--- begin Listed entries ---

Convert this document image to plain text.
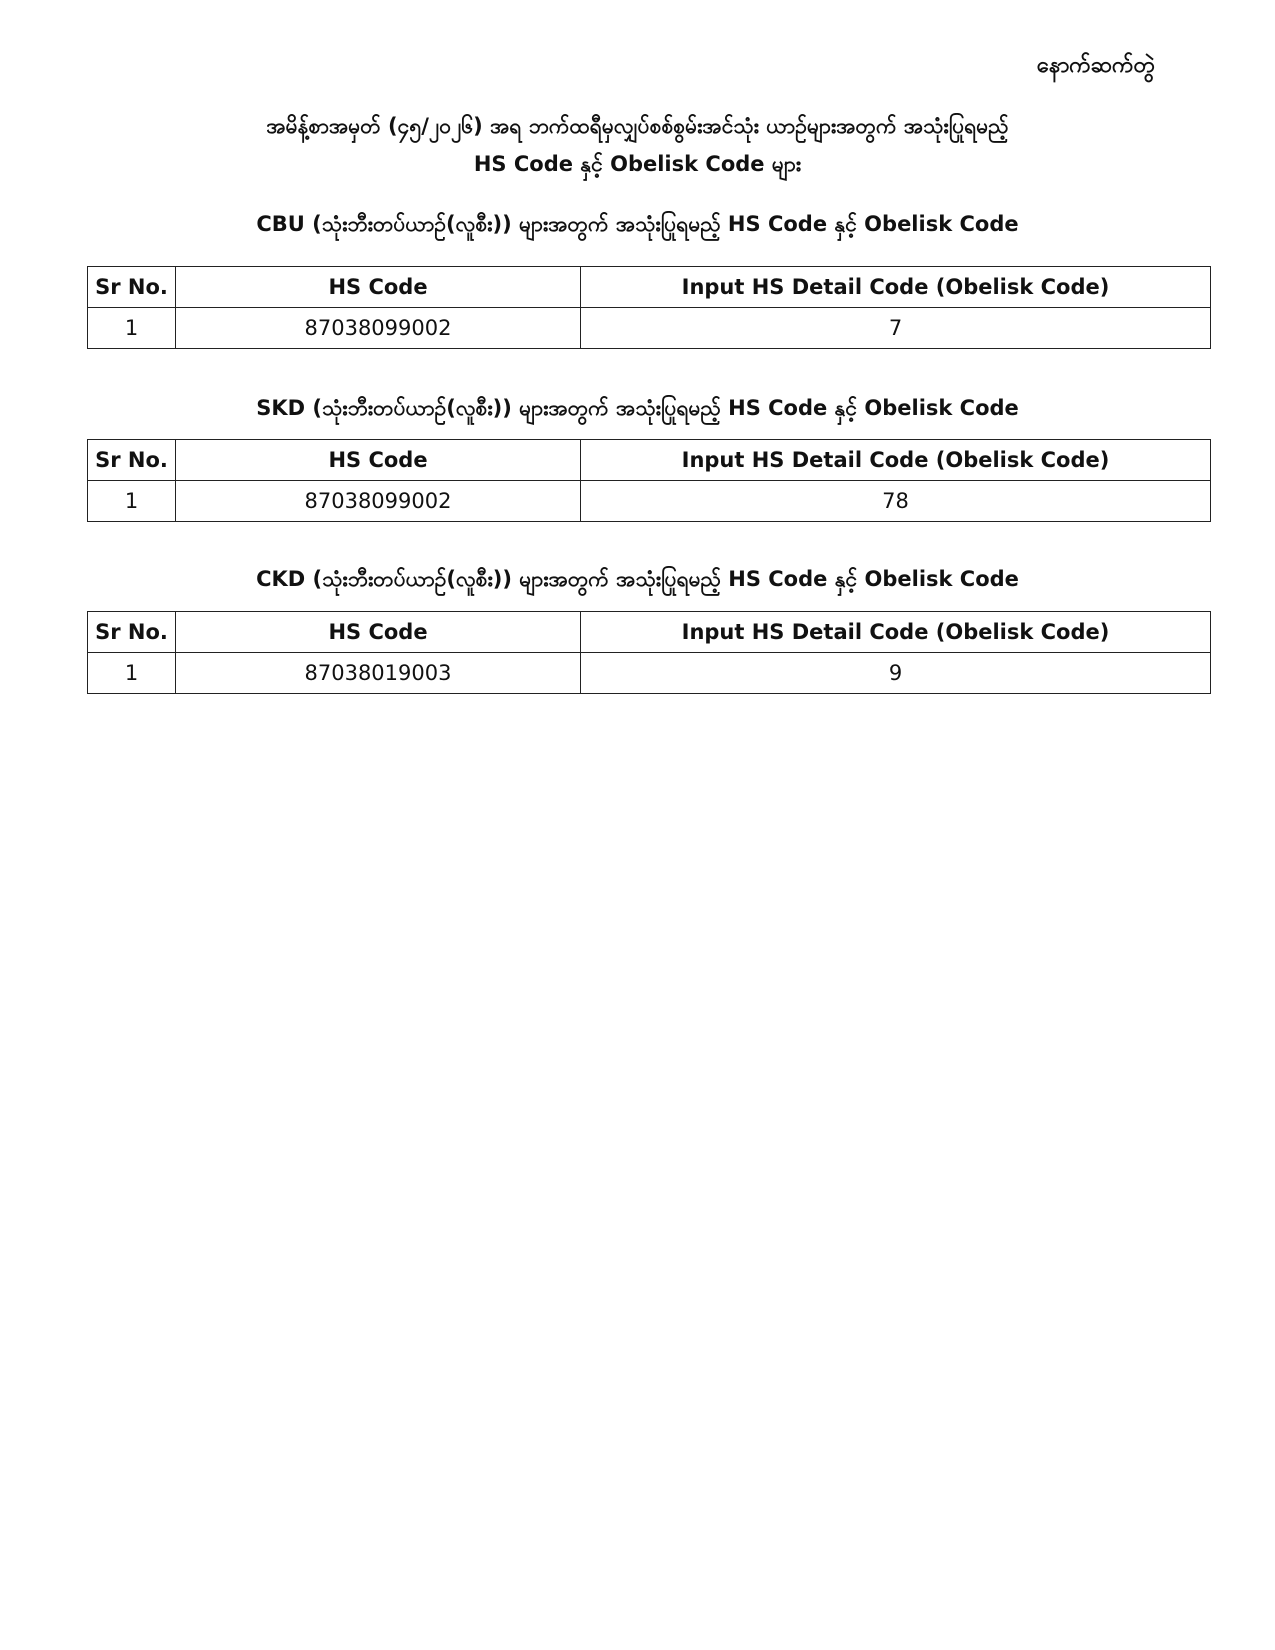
နောက်ဆက်တွဲ
အမိန့်စာအမှတ် (၄၅/၂၀၂၆) အရ ဘက်ထရီမှလျှပ်စစ်စွမ်းအင်သုံး ယာဉ်များအတွက် အသုံးပြုရမည့်
HS Code နှင့် Obelisk Code များ
CBU (သုံးဘီးတပ်ယာဉ်(လူစီး)) များအတွက် အသုံးပြုရမည့် HS Code နှင့် Obelisk Code
Sr No.	HS Code	Input HS Detail Code (Obelisk Code)
1	87038099002	7
SKD (သုံးဘီးတပ်ယာဉ်(လူစီး)) များအတွက် အသုံးပြုရမည့် HS Code နှင့် Obelisk Code
Sr No.	HS Code	Input HS Detail Code (Obelisk Code)
1	87038099002	78
CKD (သုံးဘီးတပ်ယာဉ်(လူစီး)) များအတွက် အသုံးပြုရမည့် HS Code နှင့် Obelisk Code
Sr No.	HS Code	Input HS Detail Code (Obelisk Code)
1	87038019003	9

--- end Listed entries ---

Problem statement
Restate the whole listing above exactly, except for its images.

Result of this task
Convert this document image to plain text.
နောက်ဆက်တွဲ
အမိန့်စာအမှတ် (၄၅/၂၀၂၆) အရ ဘက်ထရီမှလျှပ်စစ်စွမ်းအင်သုံး ယာဉ်များအတွက် အသုံးပြုရမည့်
HS Code နှင့် Obelisk Code များ
CBU (သုံးဘီးတပ်ယာဉ်(လူစီး)) များအတွက် အသုံးပြုရမည့် HS Code နှင့် Obelisk Code
Sr No.	HS Code	Input HS Detail Code (Obelisk Code)
1	87038099002	7
SKD (သုံးဘီးတပ်ယာဉ်(လူစီး)) များအတွက် အသုံးပြုရမည့် HS Code နှင့် Obelisk Code
Sr No.	HS Code	Input HS Detail Code (Obelisk Code)
1	87038099002	78
CKD (သုံးဘီးတပ်ယာဉ်(လူစီး)) များအတွက် အသုံးပြုရမည့် HS Code နှင့် Obelisk Code
Sr No.	HS Code	Input HS Detail Code (Obelisk Code)
1	87038019003	9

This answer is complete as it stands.